>> BEGIN

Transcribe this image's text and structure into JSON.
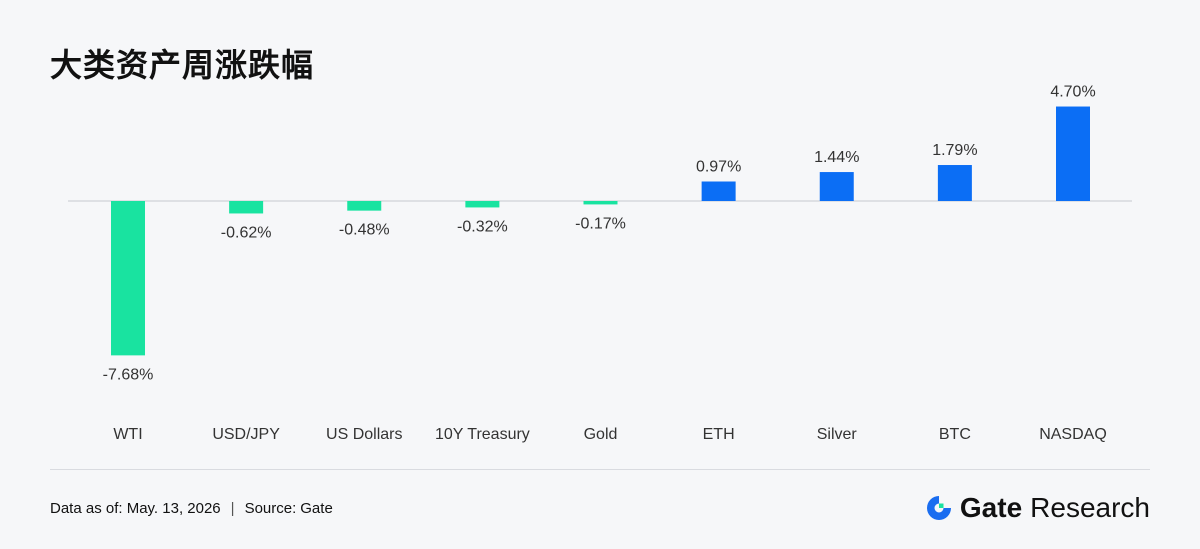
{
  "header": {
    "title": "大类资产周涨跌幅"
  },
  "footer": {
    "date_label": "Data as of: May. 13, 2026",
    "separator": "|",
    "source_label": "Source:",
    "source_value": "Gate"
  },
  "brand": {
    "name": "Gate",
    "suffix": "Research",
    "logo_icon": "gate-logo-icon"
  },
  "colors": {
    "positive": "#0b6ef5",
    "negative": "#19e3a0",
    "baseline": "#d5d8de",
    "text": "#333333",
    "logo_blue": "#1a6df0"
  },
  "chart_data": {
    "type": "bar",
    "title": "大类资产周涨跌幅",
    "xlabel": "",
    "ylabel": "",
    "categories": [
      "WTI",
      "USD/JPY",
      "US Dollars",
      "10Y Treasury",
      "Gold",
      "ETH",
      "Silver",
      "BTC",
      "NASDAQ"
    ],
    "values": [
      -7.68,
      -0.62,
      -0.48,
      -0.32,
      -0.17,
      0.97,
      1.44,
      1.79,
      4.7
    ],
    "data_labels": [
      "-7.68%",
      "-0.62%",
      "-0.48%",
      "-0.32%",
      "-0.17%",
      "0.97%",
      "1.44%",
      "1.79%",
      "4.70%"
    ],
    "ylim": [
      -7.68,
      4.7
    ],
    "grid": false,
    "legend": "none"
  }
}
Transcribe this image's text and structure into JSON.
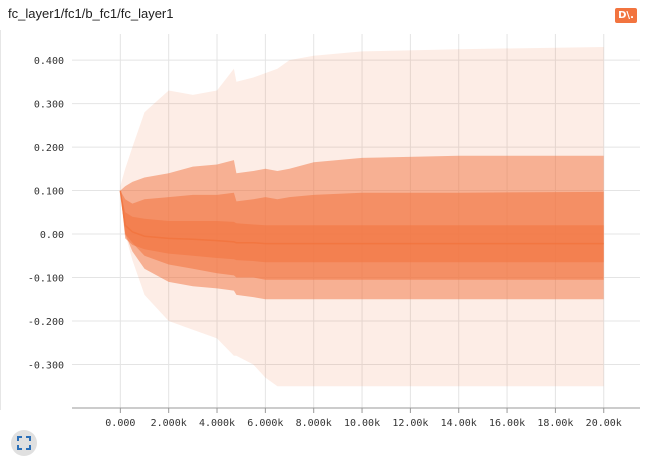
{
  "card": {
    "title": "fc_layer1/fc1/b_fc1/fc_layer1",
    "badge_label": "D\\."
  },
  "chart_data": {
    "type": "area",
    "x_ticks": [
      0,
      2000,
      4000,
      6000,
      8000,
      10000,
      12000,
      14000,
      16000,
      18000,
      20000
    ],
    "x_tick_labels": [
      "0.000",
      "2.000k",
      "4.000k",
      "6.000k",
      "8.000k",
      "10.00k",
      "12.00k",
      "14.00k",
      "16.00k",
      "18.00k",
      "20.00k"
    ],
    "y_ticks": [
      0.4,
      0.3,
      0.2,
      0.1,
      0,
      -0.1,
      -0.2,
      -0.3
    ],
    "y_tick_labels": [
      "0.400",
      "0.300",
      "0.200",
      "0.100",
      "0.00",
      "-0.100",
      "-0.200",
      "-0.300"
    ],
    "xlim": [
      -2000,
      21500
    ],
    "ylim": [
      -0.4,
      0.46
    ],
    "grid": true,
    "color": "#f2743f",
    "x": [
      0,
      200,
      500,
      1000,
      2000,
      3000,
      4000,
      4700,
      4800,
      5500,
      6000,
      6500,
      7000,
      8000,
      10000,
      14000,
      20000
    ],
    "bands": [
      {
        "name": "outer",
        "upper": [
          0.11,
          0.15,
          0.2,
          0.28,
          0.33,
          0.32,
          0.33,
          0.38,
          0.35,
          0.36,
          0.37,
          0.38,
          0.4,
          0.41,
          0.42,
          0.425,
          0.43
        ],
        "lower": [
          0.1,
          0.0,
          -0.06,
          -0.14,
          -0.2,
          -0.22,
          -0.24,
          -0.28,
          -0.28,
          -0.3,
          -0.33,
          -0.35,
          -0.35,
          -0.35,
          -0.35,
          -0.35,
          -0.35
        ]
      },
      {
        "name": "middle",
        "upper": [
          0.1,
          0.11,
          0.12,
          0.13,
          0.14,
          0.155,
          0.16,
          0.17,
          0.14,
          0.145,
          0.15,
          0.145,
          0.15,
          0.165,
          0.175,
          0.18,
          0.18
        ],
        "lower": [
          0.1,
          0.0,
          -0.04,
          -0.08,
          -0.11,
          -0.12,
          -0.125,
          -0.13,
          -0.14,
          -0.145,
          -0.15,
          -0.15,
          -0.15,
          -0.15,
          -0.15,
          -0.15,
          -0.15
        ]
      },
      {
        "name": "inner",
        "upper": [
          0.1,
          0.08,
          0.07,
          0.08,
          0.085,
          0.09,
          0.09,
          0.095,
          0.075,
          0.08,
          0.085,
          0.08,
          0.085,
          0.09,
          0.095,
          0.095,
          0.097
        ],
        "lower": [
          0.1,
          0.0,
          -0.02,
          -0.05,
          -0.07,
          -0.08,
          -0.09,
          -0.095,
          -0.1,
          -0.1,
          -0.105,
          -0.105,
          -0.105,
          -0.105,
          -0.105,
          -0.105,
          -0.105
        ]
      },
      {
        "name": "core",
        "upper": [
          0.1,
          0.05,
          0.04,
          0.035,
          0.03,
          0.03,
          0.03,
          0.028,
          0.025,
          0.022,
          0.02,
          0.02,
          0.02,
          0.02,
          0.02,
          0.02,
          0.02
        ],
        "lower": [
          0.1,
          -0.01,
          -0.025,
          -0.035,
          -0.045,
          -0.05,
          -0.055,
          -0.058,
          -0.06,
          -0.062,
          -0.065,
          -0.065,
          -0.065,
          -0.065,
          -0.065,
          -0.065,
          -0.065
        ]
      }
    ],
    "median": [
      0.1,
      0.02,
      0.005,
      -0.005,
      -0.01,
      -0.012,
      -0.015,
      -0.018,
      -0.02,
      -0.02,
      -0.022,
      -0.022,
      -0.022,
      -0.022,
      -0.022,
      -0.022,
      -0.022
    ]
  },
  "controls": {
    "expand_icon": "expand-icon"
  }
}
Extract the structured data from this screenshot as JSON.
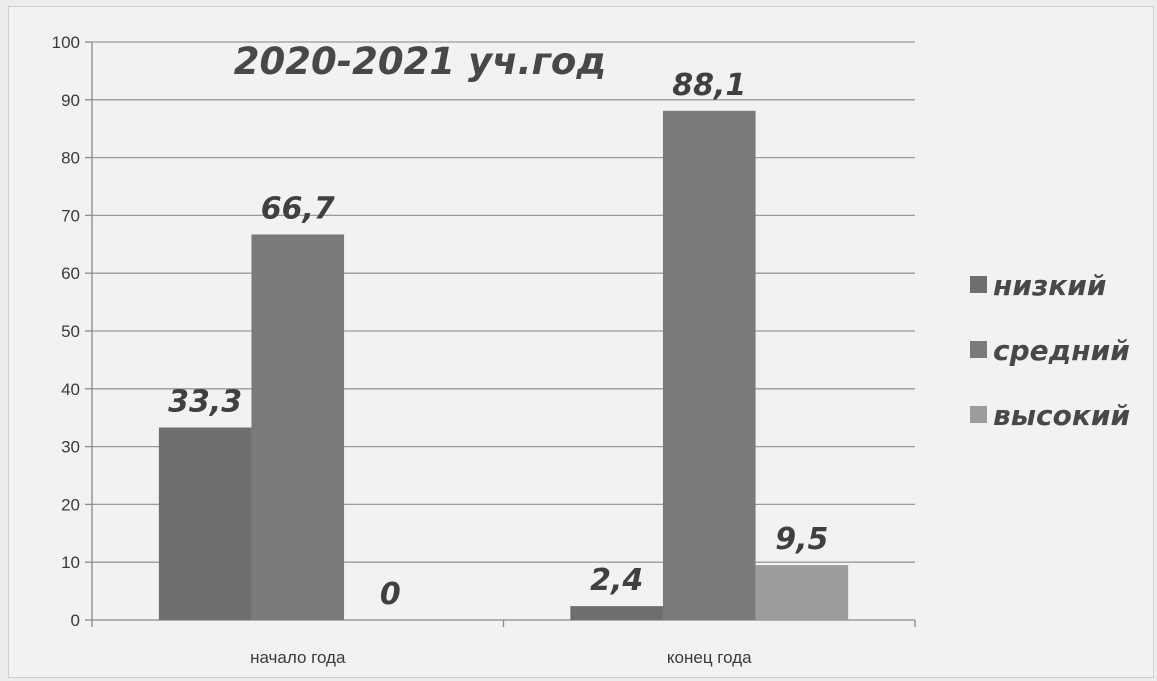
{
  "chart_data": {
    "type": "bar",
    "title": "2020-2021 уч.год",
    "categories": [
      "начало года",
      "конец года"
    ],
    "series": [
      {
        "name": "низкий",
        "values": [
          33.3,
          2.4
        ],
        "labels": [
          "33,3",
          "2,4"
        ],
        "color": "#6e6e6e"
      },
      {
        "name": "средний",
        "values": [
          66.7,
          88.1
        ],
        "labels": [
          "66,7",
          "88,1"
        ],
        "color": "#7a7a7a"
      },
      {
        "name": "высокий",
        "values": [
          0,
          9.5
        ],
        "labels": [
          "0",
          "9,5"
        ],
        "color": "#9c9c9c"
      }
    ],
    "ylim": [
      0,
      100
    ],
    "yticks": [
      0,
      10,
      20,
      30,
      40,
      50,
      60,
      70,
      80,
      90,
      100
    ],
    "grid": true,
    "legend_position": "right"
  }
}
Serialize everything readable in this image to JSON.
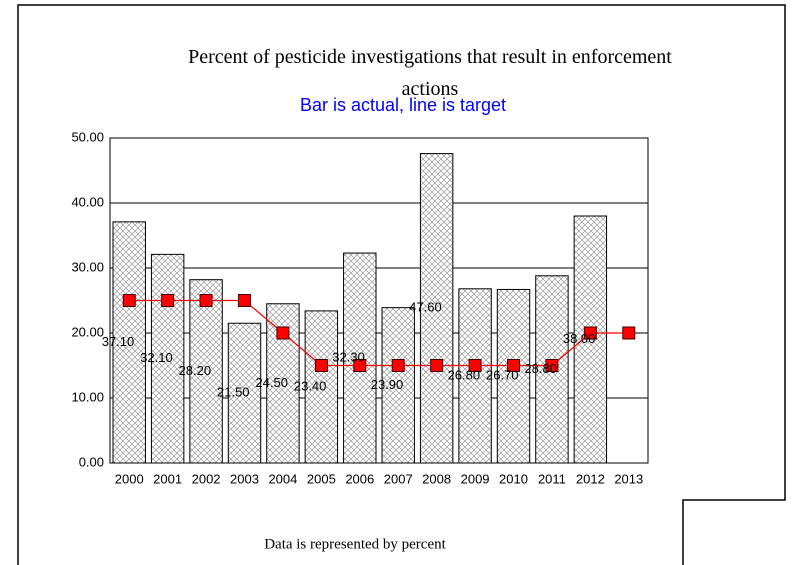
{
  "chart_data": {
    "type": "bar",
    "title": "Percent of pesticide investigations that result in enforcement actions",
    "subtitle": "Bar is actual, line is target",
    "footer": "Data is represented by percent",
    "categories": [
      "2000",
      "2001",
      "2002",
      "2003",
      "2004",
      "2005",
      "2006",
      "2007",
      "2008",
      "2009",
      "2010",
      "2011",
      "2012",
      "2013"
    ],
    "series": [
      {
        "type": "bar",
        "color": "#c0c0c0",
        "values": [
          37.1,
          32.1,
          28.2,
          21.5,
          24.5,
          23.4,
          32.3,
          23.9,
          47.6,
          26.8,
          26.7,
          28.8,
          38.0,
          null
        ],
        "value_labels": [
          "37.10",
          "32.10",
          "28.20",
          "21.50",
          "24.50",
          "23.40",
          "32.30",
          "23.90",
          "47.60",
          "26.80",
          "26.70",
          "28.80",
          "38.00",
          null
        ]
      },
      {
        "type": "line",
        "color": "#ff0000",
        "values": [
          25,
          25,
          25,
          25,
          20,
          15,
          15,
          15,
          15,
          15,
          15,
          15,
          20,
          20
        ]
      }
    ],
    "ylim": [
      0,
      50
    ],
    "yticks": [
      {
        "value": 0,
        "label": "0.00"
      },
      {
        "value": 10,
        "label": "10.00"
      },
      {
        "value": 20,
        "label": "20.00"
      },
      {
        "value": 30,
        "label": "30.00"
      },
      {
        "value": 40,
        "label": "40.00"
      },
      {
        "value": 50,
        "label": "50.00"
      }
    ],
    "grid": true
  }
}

>> END

*Your objective*. Transcribe every record above exactly as written, leaving out any pictures.

*Answer for this exercise*.
Transcribe this image's text and structure into JSON.
{
  "header": {
    "title": "大类资产周涨跌幅"
  },
  "footer": {
    "date_label": "Data as of: May. 13, 2026",
    "separator": "|",
    "source_label": "Source:",
    "source_value": "Gate"
  },
  "brand": {
    "name": "Gate",
    "suffix": "Research",
    "logo_icon": "gate-logo-icon"
  },
  "colors": {
    "positive": "#0b6ef5",
    "negative": "#19e3a0",
    "baseline": "#d5d8de",
    "text": "#333333",
    "logo_blue": "#1a6df0"
  },
  "chart_data": {
    "type": "bar",
    "title": "大类资产周涨跌幅",
    "xlabel": "",
    "ylabel": "",
    "categories": [
      "WTI",
      "USD/JPY",
      "US Dollars",
      "10Y Treasury",
      "Gold",
      "ETH",
      "Silver",
      "BTC",
      "NASDAQ"
    ],
    "values": [
      -7.68,
      -0.62,
      -0.48,
      -0.32,
      -0.17,
      0.97,
      1.44,
      1.79,
      4.7
    ],
    "data_labels": [
      "-7.68%",
      "-0.62%",
      "-0.48%",
      "-0.32%",
      "-0.17%",
      "0.97%",
      "1.44%",
      "1.79%",
      "4.70%"
    ],
    "ylim": [
      -7.68,
      4.7
    ],
    "grid": false,
    "legend": "none"
  }
}
Transcribe this image's text and structure into JSON.
{
  "card": {
    "title": "fc_layer1/fc1/b_fc1/fc_layer1",
    "badge_label": "D\\."
  },
  "chart_data": {
    "type": "area",
    "x_ticks": [
      0,
      2000,
      4000,
      6000,
      8000,
      10000,
      12000,
      14000,
      16000,
      18000,
      20000
    ],
    "x_tick_labels": [
      "0.000",
      "2.000k",
      "4.000k",
      "6.000k",
      "8.000k",
      "10.00k",
      "12.00k",
      "14.00k",
      "16.00k",
      "18.00k",
      "20.00k"
    ],
    "y_ticks": [
      0.4,
      0.3,
      0.2,
      0.1,
      0,
      -0.1,
      -0.2,
      -0.3
    ],
    "y_tick_labels": [
      "0.400",
      "0.300",
      "0.200",
      "0.100",
      "0.00",
      "-0.100",
      "-0.200",
      "-0.300"
    ],
    "xlim": [
      -2000,
      21500
    ],
    "ylim": [
      -0.4,
      0.46
    ],
    "grid": true,
    "color": "#f2743f",
    "x": [
      0,
      200,
      500,
      1000,
      2000,
      3000,
      4000,
      4700,
      4800,
      5500,
      6000,
      6500,
      7000,
      8000,
      10000,
      14000,
      20000
    ],
    "bands": [
      {
        "name": "outer",
        "upper": [
          0.11,
          0.15,
          0.2,
          0.28,
          0.33,
          0.32,
          0.33,
          0.38,
          0.35,
          0.36,
          0.37,
          0.38,
          0.4,
          0.41,
          0.42,
          0.425,
          0.43
        ],
        "lower": [
          0.1,
          0.0,
          -0.06,
          -0.14,
          -0.2,
          -0.22,
          -0.24,
          -0.28,
          -0.28,
          -0.3,
          -0.33,
          -0.35,
          -0.35,
          -0.35,
          -0.35,
          -0.35,
          -0.35
        ]
      },
      {
        "name": "middle",
        "upper": [
          0.1,
          0.11,
          0.12,
          0.13,
          0.14,
          0.155,
          0.16,
          0.17,
          0.14,
          0.145,
          0.15,
          0.145,
          0.15,
          0.165,
          0.175,
          0.18,
          0.18
        ],
        "lower": [
          0.1,
          0.0,
          -0.04,
          -0.08,
          -0.11,
          -0.12,
          -0.125,
          -0.13,
          -0.14,
          -0.145,
          -0.15,
          -0.15,
          -0.15,
          -0.15,
          -0.15,
          -0.15,
          -0.15
        ]
      },
      {
        "name": "inner",
        "upper": [
          0.1,
          0.08,
          0.07,
          0.08,
          0.085,
          0.09,
          0.09,
          0.095,
          0.075,
          0.08,
          0.085,
          0.08,
          0.085,
          0.09,
          0.095,
          0.095,
          0.097
        ],
        "lower": [
          0.1,
          0.0,
          -0.02,
          -0.05,
          -0.07,
          -0.08,
          -0.09,
          -0.095,
          -0.1,
          -0.1,
          -0.105,
          -0.105,
          -0.105,
          -0.105,
          -0.105,
          -0.105,
          -0.105
        ]
      },
      {
        "name": "core",
        "upper": [
          0.1,
          0.05,
          0.04,
          0.035,
          0.03,
          0.03,
          0.03,
          0.028,
          0.025,
          0.022,
          0.02,
          0.02,
          0.02,
          0.02,
          0.02,
          0.02,
          0.02
        ],
        "lower": [
          0.1,
          -0.01,
          -0.025,
          -0.035,
          -0.045,
          -0.05,
          -0.055,
          -0.058,
          -0.06,
          -0.062,
          -0.065,
          -0.065,
          -0.065,
          -0.065,
          -0.065,
          -0.065,
          -0.065
        ]
      }
    ],
    "median": [
      0.1,
      0.02,
      0.005,
      -0.005,
      -0.01,
      -0.012,
      -0.015,
      -0.018,
      -0.02,
      -0.02,
      -0.022,
      -0.022,
      -0.022,
      -0.022,
      -0.022,
      -0.022,
      -0.022
    ]
  },
  "controls": {
    "expand_icon": "expand-icon"
  }
}
Extract the structured data from this screenshot as JSON.
{
  "chart_data": {
    "type": "bar",
    "title": "2020-2021 уч.год",
    "categories": [
      "начало года",
      "конец года"
    ],
    "series": [
      {
        "name": "низкий",
        "values": [
          33.3,
          2.4
        ],
        "labels": [
          "33,3",
          "2,4"
        ],
        "color": "#6e6e6e"
      },
      {
        "name": "средний",
        "values": [
          66.7,
          88.1
        ],
        "labels": [
          "66,7",
          "88,1"
        ],
        "color": "#7a7a7a"
      },
      {
        "name": "высокий",
        "values": [
          0,
          9.5
        ],
        "labels": [
          "0",
          "9,5"
        ],
        "color": "#9c9c9c"
      }
    ],
    "ylim": [
      0,
      100
    ],
    "yticks": [
      0,
      10,
      20,
      30,
      40,
      50,
      60,
      70,
      80,
      90,
      100
    ],
    "grid": true,
    "legend_position": "right"
  }
}
Serialize everything readable in this image to JSON.
{
  "chart_data": {
    "type": "bar",
    "title": "Percent of pesticide investigations that result in enforcement actions",
    "subtitle": "Bar is actual, line is target",
    "footer": "Data is represented by percent",
    "categories": [
      "2000",
      "2001",
      "2002",
      "2003",
      "2004",
      "2005",
      "2006",
      "2007",
      "2008",
      "2009",
      "2010",
      "2011",
      "2012",
      "2013"
    ],
    "series": [
      {
        "type": "bar",
        "color": "#c0c0c0",
        "values": [
          37.1,
          32.1,
          28.2,
          21.5,
          24.5,
          23.4,
          32.3,
          23.9,
          47.6,
          26.8,
          26.7,
          28.8,
          38.0,
          null
        ],
        "value_labels": [
          "37.10",
          "32.10",
          "28.20",
          "21.50",
          "24.50",
          "23.40",
          "32.30",
          "23.90",
          "47.60",
          "26.80",
          "26.70",
          "28.80",
          "38.00",
          null
        ]
      },
      {
        "type": "line",
        "color": "#ff0000",
        "values": [
          25,
          25,
          25,
          25,
          20,
          15,
          15,
          15,
          15,
          15,
          15,
          15,
          20,
          20
        ]
      }
    ],
    "ylim": [
      0,
      50
    ],
    "yticks": [
      {
        "value": 0,
        "label": "0.00"
      },
      {
        "value": 10,
        "label": "10.00"
      },
      {
        "value": 20,
        "label": "20.00"
      },
      {
        "value": 30,
        "label": "30.00"
      },
      {
        "value": 40,
        "label": "40.00"
      },
      {
        "value": 50,
        "label": "50.00"
      }
    ],
    "grid": true
  }
}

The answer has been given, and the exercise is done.